◆ Stored records
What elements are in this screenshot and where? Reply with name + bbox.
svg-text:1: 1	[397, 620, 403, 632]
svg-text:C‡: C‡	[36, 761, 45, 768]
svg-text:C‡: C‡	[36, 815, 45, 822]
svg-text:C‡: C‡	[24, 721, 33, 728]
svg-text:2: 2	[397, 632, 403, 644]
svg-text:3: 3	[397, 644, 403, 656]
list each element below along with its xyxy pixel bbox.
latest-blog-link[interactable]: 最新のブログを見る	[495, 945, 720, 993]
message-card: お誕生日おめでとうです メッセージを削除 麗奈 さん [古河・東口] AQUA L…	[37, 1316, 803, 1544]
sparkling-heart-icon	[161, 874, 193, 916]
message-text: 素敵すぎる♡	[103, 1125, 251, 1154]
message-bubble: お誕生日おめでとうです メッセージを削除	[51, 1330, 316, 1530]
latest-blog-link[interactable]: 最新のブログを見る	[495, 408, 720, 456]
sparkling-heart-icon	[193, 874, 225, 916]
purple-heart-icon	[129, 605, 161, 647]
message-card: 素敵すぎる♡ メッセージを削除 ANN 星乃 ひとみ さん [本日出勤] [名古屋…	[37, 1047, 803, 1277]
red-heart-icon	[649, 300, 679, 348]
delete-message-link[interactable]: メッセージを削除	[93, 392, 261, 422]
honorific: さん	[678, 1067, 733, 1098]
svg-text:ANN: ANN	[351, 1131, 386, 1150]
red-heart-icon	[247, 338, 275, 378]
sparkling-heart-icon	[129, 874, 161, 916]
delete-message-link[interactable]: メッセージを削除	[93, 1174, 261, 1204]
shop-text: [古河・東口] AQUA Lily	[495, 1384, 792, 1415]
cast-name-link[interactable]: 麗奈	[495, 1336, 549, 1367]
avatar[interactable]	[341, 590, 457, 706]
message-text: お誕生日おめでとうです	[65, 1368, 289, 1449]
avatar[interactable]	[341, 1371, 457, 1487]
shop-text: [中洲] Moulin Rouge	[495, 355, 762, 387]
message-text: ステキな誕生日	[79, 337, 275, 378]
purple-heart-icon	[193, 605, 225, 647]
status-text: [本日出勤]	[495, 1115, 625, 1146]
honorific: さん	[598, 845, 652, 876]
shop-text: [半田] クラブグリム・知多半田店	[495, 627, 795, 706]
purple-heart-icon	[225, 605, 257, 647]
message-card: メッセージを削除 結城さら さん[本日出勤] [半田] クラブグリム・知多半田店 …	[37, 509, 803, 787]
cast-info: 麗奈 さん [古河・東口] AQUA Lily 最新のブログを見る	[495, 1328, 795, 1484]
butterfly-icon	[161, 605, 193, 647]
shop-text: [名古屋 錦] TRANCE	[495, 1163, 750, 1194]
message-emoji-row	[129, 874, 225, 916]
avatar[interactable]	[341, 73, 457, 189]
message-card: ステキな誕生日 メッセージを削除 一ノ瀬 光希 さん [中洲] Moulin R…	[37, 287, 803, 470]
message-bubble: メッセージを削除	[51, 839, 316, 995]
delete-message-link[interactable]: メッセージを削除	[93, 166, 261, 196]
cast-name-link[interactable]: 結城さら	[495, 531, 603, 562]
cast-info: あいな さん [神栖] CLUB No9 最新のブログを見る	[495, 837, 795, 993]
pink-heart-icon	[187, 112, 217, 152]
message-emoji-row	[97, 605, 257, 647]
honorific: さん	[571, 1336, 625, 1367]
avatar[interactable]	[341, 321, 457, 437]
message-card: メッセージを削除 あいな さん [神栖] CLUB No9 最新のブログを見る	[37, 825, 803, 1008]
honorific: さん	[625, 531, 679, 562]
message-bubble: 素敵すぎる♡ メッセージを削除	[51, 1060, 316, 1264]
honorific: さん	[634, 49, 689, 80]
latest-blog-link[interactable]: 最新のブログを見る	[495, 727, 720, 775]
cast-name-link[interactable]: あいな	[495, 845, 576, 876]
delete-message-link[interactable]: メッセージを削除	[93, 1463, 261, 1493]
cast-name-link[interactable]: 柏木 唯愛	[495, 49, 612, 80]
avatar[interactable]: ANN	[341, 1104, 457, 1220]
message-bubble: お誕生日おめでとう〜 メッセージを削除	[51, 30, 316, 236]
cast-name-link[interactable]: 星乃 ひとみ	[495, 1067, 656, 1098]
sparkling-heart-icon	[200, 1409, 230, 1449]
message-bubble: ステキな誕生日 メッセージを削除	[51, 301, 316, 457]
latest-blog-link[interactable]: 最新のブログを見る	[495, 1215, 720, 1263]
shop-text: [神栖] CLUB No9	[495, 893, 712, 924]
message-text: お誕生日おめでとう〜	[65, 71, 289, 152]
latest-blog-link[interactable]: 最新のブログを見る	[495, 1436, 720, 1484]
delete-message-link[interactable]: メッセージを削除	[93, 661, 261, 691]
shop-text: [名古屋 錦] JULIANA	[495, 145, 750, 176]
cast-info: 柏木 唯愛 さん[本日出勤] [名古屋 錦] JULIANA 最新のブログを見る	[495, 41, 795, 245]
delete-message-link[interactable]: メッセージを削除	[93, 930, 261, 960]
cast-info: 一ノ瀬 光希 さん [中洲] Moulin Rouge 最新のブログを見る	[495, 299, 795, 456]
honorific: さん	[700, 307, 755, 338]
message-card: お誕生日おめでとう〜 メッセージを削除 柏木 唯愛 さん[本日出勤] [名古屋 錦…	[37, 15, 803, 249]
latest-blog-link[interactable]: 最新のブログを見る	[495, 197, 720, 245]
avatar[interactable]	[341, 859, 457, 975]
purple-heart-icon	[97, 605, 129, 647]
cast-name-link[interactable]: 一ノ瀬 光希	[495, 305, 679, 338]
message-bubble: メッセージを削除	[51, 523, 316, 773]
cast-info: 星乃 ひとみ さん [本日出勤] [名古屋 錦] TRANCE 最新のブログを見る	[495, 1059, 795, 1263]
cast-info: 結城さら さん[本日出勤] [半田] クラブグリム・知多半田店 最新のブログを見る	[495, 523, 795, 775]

◆ Task goal
Repeat the listing above line for line, with no changes.

◆ Result of this exercise
What elements are in this screenshot and where? Reply with name + bbox.
svg-text:1: 1	[397, 620, 403, 632]
svg-text:C‡: C‡	[36, 761, 45, 768]
svg-text:C‡: C‡	[36, 815, 45, 822]
svg-text:C‡: C‡	[24, 721, 33, 728]
svg-text:2: 2	[397, 632, 403, 644]
svg-text:3: 3	[397, 644, 403, 656]
list each element below along with its xyxy pixel bbox.
latest-blog-link[interactable]: 最新のブログを見る	[495, 945, 720, 993]
message-card: お誕生日おめでとうです メッセージを削除 麗奈 さん [古河・東口] AQUA L…	[37, 1316, 803, 1544]
sparkling-heart-icon	[161, 874, 193, 916]
message-text: 素敵すぎる♡	[103, 1125, 251, 1154]
message-bubble: お誕生日おめでとうです メッセージを削除	[51, 1330, 316, 1530]
latest-blog-link[interactable]: 最新のブログを見る	[495, 408, 720, 456]
sparkling-heart-icon	[193, 874, 225, 916]
purple-heart-icon	[129, 605, 161, 647]
message-card: 素敵すぎる♡ メッセージを削除 ANN 星乃 ひとみ さん [本日出勤] [名古屋…	[37, 1047, 803, 1277]
red-heart-icon	[649, 300, 679, 348]
delete-message-link[interactable]: メッセージを削除	[93, 392, 261, 422]
honorific: さん	[678, 1067, 733, 1098]
svg-text:ANN: ANN	[351, 1131, 386, 1150]
red-heart-icon	[247, 338, 275, 378]
sparkling-heart-icon	[129, 874, 161, 916]
delete-message-link[interactable]: メッセージを削除	[93, 1174, 261, 1204]
shop-text: [古河・東口] AQUA Lily	[495, 1384, 792, 1415]
cast-name-link[interactable]: 麗奈	[495, 1336, 549, 1367]
avatar[interactable]	[341, 590, 457, 706]
message-text: お誕生日おめでとうです	[65, 1368, 289, 1449]
avatar[interactable]	[341, 1371, 457, 1487]
shop-text: [中洲] Moulin Rouge	[495, 355, 762, 387]
message-text: ステキな誕生日	[79, 337, 275, 378]
purple-heart-icon	[193, 605, 225, 647]
status-text: [本日出勤]	[495, 1115, 625, 1146]
honorific: さん	[598, 845, 652, 876]
shop-text: [半田] クラブグリム・知多半田店	[495, 627, 795, 706]
purple-heart-icon	[225, 605, 257, 647]
message-card: メッセージを削除 結城さら さん[本日出勤] [半田] クラブグリム・知多半田店 …	[37, 509, 803, 787]
cast-info: 麗奈 さん [古河・東口] AQUA Lily 最新のブログを見る	[495, 1328, 795, 1484]
butterfly-icon	[161, 605, 193, 647]
shop-text: [名古屋 錦] TRANCE	[495, 1163, 750, 1194]
message-emoji-row	[129, 874, 225, 916]
avatar[interactable]	[341, 73, 457, 189]
message-card: ステキな誕生日 メッセージを削除 一ノ瀬 光希 さん [中洲] Moulin R…	[37, 287, 803, 470]
message-bubble: メッセージを削除	[51, 839, 316, 995]
delete-message-link[interactable]: メッセージを削除	[93, 166, 261, 196]
cast-name-link[interactable]: 結城さら	[495, 531, 603, 562]
cast-info: あいな さん [神栖] CLUB No9 最新のブログを見る	[495, 837, 795, 993]
pink-heart-icon	[187, 112, 217, 152]
message-emoji-row	[97, 605, 257, 647]
honorific: さん	[571, 1336, 625, 1367]
avatar[interactable]	[341, 321, 457, 437]
message-card: メッセージを削除 あいな さん [神栖] CLUB No9 最新のブログを見る	[37, 825, 803, 1008]
honorific: さん	[625, 531, 679, 562]
message-bubble: 素敵すぎる♡ メッセージを削除	[51, 1060, 316, 1264]
honorific: さん	[634, 49, 689, 80]
latest-blog-link[interactable]: 最新のブログを見る	[495, 727, 720, 775]
cast-name-link[interactable]: あいな	[495, 845, 576, 876]
delete-message-link[interactable]: メッセージを削除	[93, 1463, 261, 1493]
cast-name-link[interactable]: 柏木 唯愛	[495, 49, 612, 80]
avatar[interactable]: ANN	[341, 1104, 457, 1220]
message-bubble: お誕生日おめでとう〜 メッセージを削除	[51, 30, 316, 236]
cast-name-link[interactable]: 星乃 ひとみ	[495, 1067, 656, 1098]
sparkling-heart-icon	[200, 1409, 230, 1449]
message-bubble: ステキな誕生日 メッセージを削除	[51, 301, 316, 457]
latest-blog-link[interactable]: 最新のブログを見る	[495, 1215, 720, 1263]
shop-text: [神栖] CLUB No9	[495, 893, 712, 924]
message-text: お誕生日おめでとう〜	[65, 71, 289, 152]
latest-blog-link[interactable]: 最新のブログを見る	[495, 1436, 720, 1484]
delete-message-link[interactable]: メッセージを削除	[93, 661, 261, 691]
shop-text: [名古屋 錦] JULIANA	[495, 145, 750, 176]
cast-info: 柏木 唯愛 さん[本日出勤] [名古屋 錦] JULIANA 最新のブログを見る	[495, 41, 795, 245]
delete-message-link[interactable]: メッセージを削除	[93, 930, 261, 960]
cast-info: 一ノ瀬 光希 さん [中洲] Moulin Rouge 最新のブログを見る	[495, 299, 795, 456]
honorific: さん	[700, 307, 755, 338]
message-card: お誕生日おめでとう〜 メッセージを削除 柏木 唯愛 さん[本日出勤] [名古屋 錦…	[37, 15, 803, 249]
latest-blog-link[interactable]: 最新のブログを見る	[495, 197, 720, 245]
avatar[interactable]	[341, 859, 457, 975]
purple-heart-icon	[97, 605, 129, 647]
cast-name-link[interactable]: 一ノ瀬 光希	[495, 305, 679, 338]
message-bubble: メッセージを削除	[51, 523, 316, 773]
cast-info: 星乃 ひとみ さん [本日出勤] [名古屋 錦] TRANCE 最新のブログを見る	[495, 1059, 795, 1263]
cast-info: 結城さら さん[本日出勤] [半田] クラブグリム・知多半田店 最新のブログを見る	[495, 523, 795, 775]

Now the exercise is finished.